WORK TO DO:
Every record should be repeated exactly, except that pictures are left out.

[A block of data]
========================================================================
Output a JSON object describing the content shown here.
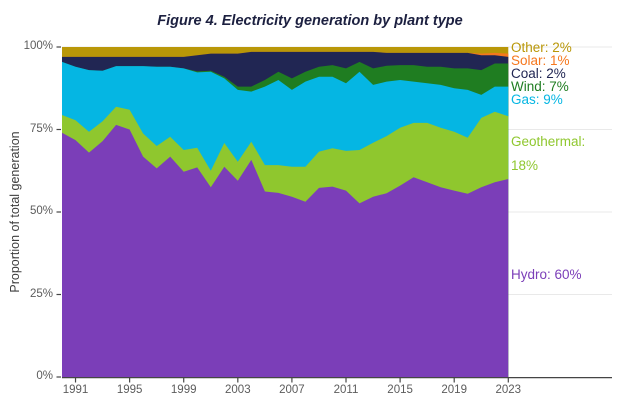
{
  "chart_data": {
    "type": "area",
    "stacked": true,
    "title": "Figure 4. Electricity generation by plant type",
    "xlabel": "",
    "ylabel": "Proportion of total generation",
    "ylim": [
      0,
      100
    ],
    "grid": true,
    "legend_position": "right",
    "x": [
      1990,
      1991,
      1992,
      1993,
      1994,
      1995,
      1996,
      1997,
      1998,
      1999,
      2000,
      2001,
      2002,
      2003,
      2004,
      2005,
      2006,
      2007,
      2008,
      2009,
      2010,
      2011,
      2012,
      2013,
      2014,
      2015,
      2016,
      2017,
      2018,
      2019,
      2020,
      2021,
      2022,
      2023
    ],
    "x_tick_labels": [
      "1991",
      "1995",
      "1999",
      "2003",
      "2007",
      "2011",
      "2015",
      "2019",
      "2023"
    ],
    "x_tick_values": [
      1991,
      1995,
      1999,
      2003,
      2007,
      2011,
      2015,
      2019,
      2023
    ],
    "y_tick_labels": [
      "0%",
      "25%",
      "50%",
      "75%",
      "100%"
    ],
    "y_tick_values": [
      0,
      25,
      50,
      75,
      100
    ],
    "series": [
      {
        "name": "Hydro",
        "legend_label": "Hydro: 60%",
        "legend_label_lines": [
          "Hydro: 60%"
        ],
        "color": "#7B3EB8",
        "values": [
          74.0,
          71.8,
          68.0,
          71.5,
          76.4,
          75.0,
          66.8,
          63.2,
          66.8,
          62.2,
          63.5,
          57.5,
          63.7,
          59.5,
          65.8,
          56.2,
          55.8,
          54.6,
          53.1,
          57.3,
          57.7,
          56.5,
          52.6,
          54.6,
          55.7,
          58.0,
          60.5,
          59.0,
          57.5,
          56.5,
          55.5,
          57.5,
          59.0,
          60.0
        ]
      },
      {
        "name": "Geothermal",
        "legend_label": "Geothermal: 18%",
        "legend_label_lines": [
          "Geothermal:",
          "18%"
        ],
        "color": "#8FC72E",
        "values": [
          5.4,
          6.0,
          6.3,
          6.0,
          5.5,
          6.0,
          7.0,
          6.8,
          6.0,
          6.6,
          6.0,
          5.0,
          7.2,
          5.7,
          5.5,
          8.0,
          8.4,
          9.1,
          10.6,
          11.0,
          11.6,
          12.0,
          16.2,
          16.4,
          17.3,
          17.5,
          16.5,
          18.0,
          18.0,
          17.8,
          17.0,
          21.0,
          21.4,
          19.0
        ]
      },
      {
        "name": "Gas",
        "legend_label": "Gas: 9%",
        "legend_label_lines": [
          "Gas: 9%"
        ],
        "color": "#05B6E3",
        "values": [
          16.1,
          16.2,
          18.7,
          15.3,
          12.3,
          13.2,
          20.4,
          24.0,
          21.2,
          24.7,
          22.8,
          30.0,
          19.6,
          21.8,
          15.2,
          23.8,
          25.8,
          23.3,
          25.8,
          22.7,
          21.7,
          20.5,
          23.7,
          17.5,
          16.5,
          14.5,
          12.5,
          12.0,
          13.0,
          13.2,
          14.5,
          7.0,
          7.6,
          9.0
        ]
      },
      {
        "name": "Wind",
        "legend_label": "Wind: 7%",
        "legend_label_lines": [
          "Wind: 7%"
        ],
        "color": "#1F7D21",
        "values": [
          0,
          0,
          0,
          0,
          0,
          0,
          0,
          0,
          0,
          0,
          0.3,
          0.3,
          0.5,
          1.0,
          1.5,
          2.0,
          2.5,
          3.5,
          3.0,
          3.0,
          3.5,
          4.5,
          3.0,
          5.0,
          4.8,
          4.5,
          5.0,
          5.0,
          5.5,
          6.0,
          6.5,
          7.5,
          7.0,
          7.0
        ]
      },
      {
        "name": "Coal",
        "legend_label": "Coal: 2%",
        "legend_label_lines": [
          "Coal: 2%"
        ],
        "color": "#212653",
        "values": [
          1.5,
          3.0,
          4.0,
          4.2,
          2.8,
          2.8,
          2.8,
          3.0,
          3.0,
          3.5,
          4.9,
          5.2,
          7.0,
          10.0,
          10.5,
          8.5,
          6.0,
          8.0,
          6.0,
          4.5,
          4.0,
          5.0,
          3.0,
          5.0,
          3.9,
          3.7,
          3.7,
          4.2,
          4.2,
          4.7,
          4.7,
          4.5,
          2.5,
          2.0
        ]
      },
      {
        "name": "Solar",
        "legend_label": "Solar: 1%",
        "legend_label_lines": [
          "Solar: 1%"
        ],
        "color": "#F6771D",
        "values": [
          0,
          0,
          0,
          0,
          0,
          0,
          0,
          0,
          0,
          0,
          0,
          0,
          0,
          0,
          0,
          0,
          0,
          0,
          0,
          0,
          0,
          0,
          0,
          0,
          0,
          0,
          0,
          0,
          0,
          0,
          0,
          0.5,
          0.7,
          1.0
        ]
      },
      {
        "name": "Other",
        "legend_label": "Other: 2%",
        "legend_label_lines": [
          "Other: 2%"
        ],
        "color": "#B99708",
        "values": [
          3.0,
          3.0,
          3.0,
          3.0,
          3.0,
          3.0,
          3.0,
          3.0,
          3.0,
          3.0,
          2.5,
          2.0,
          2.0,
          2.0,
          1.5,
          1.5,
          1.5,
          1.5,
          1.5,
          1.5,
          1.5,
          1.5,
          1.5,
          1.5,
          1.8,
          1.8,
          1.8,
          1.8,
          1.8,
          1.8,
          1.8,
          2.0,
          1.8,
          2.0
        ]
      }
    ]
  }
}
========================================================================
RESPONSE TO THE EXERCISE:
Output a JSON object describing the content shown here.
{
  "chart_data": {
    "type": "area",
    "stacked": true,
    "title": "Figure 4. Electricity generation by plant type",
    "xlabel": "",
    "ylabel": "Proportion of total generation",
    "ylim": [
      0,
      100
    ],
    "grid": true,
    "legend_position": "right",
    "x": [
      1990,
      1991,
      1992,
      1993,
      1994,
      1995,
      1996,
      1997,
      1998,
      1999,
      2000,
      2001,
      2002,
      2003,
      2004,
      2005,
      2006,
      2007,
      2008,
      2009,
      2010,
      2011,
      2012,
      2013,
      2014,
      2015,
      2016,
      2017,
      2018,
      2019,
      2020,
      2021,
      2022,
      2023
    ],
    "x_tick_labels": [
      "1991",
      "1995",
      "1999",
      "2003",
      "2007",
      "2011",
      "2015",
      "2019",
      "2023"
    ],
    "x_tick_values": [
      1991,
      1995,
      1999,
      2003,
      2007,
      2011,
      2015,
      2019,
      2023
    ],
    "y_tick_labels": [
      "0%",
      "25%",
      "50%",
      "75%",
      "100%"
    ],
    "y_tick_values": [
      0,
      25,
      50,
      75,
      100
    ],
    "series": [
      {
        "name": "Hydro",
        "legend_label": "Hydro: 60%",
        "legend_label_lines": [
          "Hydro: 60%"
        ],
        "color": "#7B3EB8",
        "values": [
          74.0,
          71.8,
          68.0,
          71.5,
          76.4,
          75.0,
          66.8,
          63.2,
          66.8,
          62.2,
          63.5,
          57.5,
          63.7,
          59.5,
          65.8,
          56.2,
          55.8,
          54.6,
          53.1,
          57.3,
          57.7,
          56.5,
          52.6,
          54.6,
          55.7,
          58.0,
          60.5,
          59.0,
          57.5,
          56.5,
          55.5,
          57.5,
          59.0,
          60.0
        ]
      },
      {
        "name": "Geothermal",
        "legend_label": "Geothermal: 18%",
        "legend_label_lines": [
          "Geothermal:",
          "18%"
        ],
        "color": "#8FC72E",
        "values": [
          5.4,
          6.0,
          6.3,
          6.0,
          5.5,
          6.0,
          7.0,
          6.8,
          6.0,
          6.6,
          6.0,
          5.0,
          7.2,
          5.7,
          5.5,
          8.0,
          8.4,
          9.1,
          10.6,
          11.0,
          11.6,
          12.0,
          16.2,
          16.4,
          17.3,
          17.5,
          16.5,
          18.0,
          18.0,
          17.8,
          17.0,
          21.0,
          21.4,
          19.0
        ]
      },
      {
        "name": "Gas",
        "legend_label": "Gas: 9%",
        "legend_label_lines": [
          "Gas: 9%"
        ],
        "color": "#05B6E3",
        "values": [
          16.1,
          16.2,
          18.7,
          15.3,
          12.3,
          13.2,
          20.4,
          24.0,
          21.2,
          24.7,
          22.8,
          30.0,
          19.6,
          21.8,
          15.2,
          23.8,
          25.8,
          23.3,
          25.8,
          22.7,
          21.7,
          20.5,
          23.7,
          17.5,
          16.5,
          14.5,
          12.5,
          12.0,
          13.0,
          13.2,
          14.5,
          7.0,
          7.6,
          9.0
        ]
      },
      {
        "name": "Wind",
        "legend_label": "Wind: 7%",
        "legend_label_lines": [
          "Wind: 7%"
        ],
        "color": "#1F7D21",
        "values": [
          0,
          0,
          0,
          0,
          0,
          0,
          0,
          0,
          0,
          0,
          0.3,
          0.3,
          0.5,
          1.0,
          1.5,
          2.0,
          2.5,
          3.5,
          3.0,
          3.0,
          3.5,
          4.5,
          3.0,
          5.0,
          4.8,
          4.5,
          5.0,
          5.0,
          5.5,
          6.0,
          6.5,
          7.5,
          7.0,
          7.0
        ]
      },
      {
        "name": "Coal",
        "legend_label": "Coal: 2%",
        "legend_label_lines": [
          "Coal: 2%"
        ],
        "color": "#212653",
        "values": [
          1.5,
          3.0,
          4.0,
          4.2,
          2.8,
          2.8,
          2.8,
          3.0,
          3.0,
          3.5,
          4.9,
          5.2,
          7.0,
          10.0,
          10.5,
          8.5,
          6.0,
          8.0,
          6.0,
          4.5,
          4.0,
          5.0,
          3.0,
          5.0,
          3.9,
          3.7,
          3.7,
          4.2,
          4.2,
          4.7,
          4.7,
          4.5,
          2.5,
          2.0
        ]
      },
      {
        "name": "Solar",
        "legend_label": "Solar: 1%",
        "legend_label_lines": [
          "Solar: 1%"
        ],
        "color": "#F6771D",
        "values": [
          0,
          0,
          0,
          0,
          0,
          0,
          0,
          0,
          0,
          0,
          0,
          0,
          0,
          0,
          0,
          0,
          0,
          0,
          0,
          0,
          0,
          0,
          0,
          0,
          0,
          0,
          0,
          0,
          0,
          0,
          0,
          0.5,
          0.7,
          1.0
        ]
      },
      {
        "name": "Other",
        "legend_label": "Other: 2%",
        "legend_label_lines": [
          "Other: 2%"
        ],
        "color": "#B99708",
        "values": [
          3.0,
          3.0,
          3.0,
          3.0,
          3.0,
          3.0,
          3.0,
          3.0,
          3.0,
          3.0,
          2.5,
          2.0,
          2.0,
          2.0,
          1.5,
          1.5,
          1.5,
          1.5,
          1.5,
          1.5,
          1.5,
          1.5,
          1.5,
          1.5,
          1.8,
          1.8,
          1.8,
          1.8,
          1.8,
          1.8,
          1.8,
          2.0,
          1.8,
          2.0
        ]
      }
    ]
  }
}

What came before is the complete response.